Task objective ▸ Print the passage of the R basics notes below from "- Natural numbers" up to and including "are called characters.", word for word.
═══ Extracted text
# Basics of R

In [1]:
# Assignment & Adding
my_apples <- 5
my_oranges <- 6

my_fruit <- my_apples + my_oranges
my_fruit

### <b>ls()</b> lists all the available variables in our environment.

In [2]:
ls()

## Basic data types in R
#### R works with numerous data types. Some of the most basic types to get started are:

- Decimal values like 4.5 are called numerics.
- Natural numbers like 4 are called integers. Integers are also numerics.
- Boolean values (TRUE or FALSE) are called logical.
- Text (or string) values are called characters.

In [3]:
my_numeric <- 42

my_character <- "universe"

my_logical <- FALSE

#### Checking type or class of every variable

In [4]:
class(my_numeric)

class(my_character)

class(my_logical)
══════
═══ Provided information
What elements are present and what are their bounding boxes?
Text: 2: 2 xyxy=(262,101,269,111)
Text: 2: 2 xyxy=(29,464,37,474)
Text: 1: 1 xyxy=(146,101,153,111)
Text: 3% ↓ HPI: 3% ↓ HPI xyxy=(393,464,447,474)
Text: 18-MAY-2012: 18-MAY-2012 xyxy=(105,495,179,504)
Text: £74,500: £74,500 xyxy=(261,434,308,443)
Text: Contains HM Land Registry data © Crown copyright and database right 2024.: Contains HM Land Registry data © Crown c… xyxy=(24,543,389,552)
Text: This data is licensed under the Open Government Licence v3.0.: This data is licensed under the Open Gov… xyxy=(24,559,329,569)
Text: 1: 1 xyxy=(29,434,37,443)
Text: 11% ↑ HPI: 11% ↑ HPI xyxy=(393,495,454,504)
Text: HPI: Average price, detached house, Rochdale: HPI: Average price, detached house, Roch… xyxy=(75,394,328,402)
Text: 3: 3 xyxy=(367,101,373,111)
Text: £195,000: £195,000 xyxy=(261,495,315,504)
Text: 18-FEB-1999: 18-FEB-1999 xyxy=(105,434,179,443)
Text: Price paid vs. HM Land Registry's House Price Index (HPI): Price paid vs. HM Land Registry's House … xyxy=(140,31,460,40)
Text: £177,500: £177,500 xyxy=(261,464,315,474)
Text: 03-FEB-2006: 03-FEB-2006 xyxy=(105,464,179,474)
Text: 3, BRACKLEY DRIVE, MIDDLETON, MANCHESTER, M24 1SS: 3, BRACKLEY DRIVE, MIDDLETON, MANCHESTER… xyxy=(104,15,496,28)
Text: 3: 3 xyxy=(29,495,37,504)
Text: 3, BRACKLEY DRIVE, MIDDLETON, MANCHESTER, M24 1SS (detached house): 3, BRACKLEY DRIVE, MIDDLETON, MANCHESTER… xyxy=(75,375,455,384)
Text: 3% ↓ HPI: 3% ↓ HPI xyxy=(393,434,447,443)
══════
Task output ▸
- Natural numbers like 4 are called integers. Integers are also numerics.
- Boolean values (TRUE or FALSE) are called logical.
- Text (or string) values are called characters.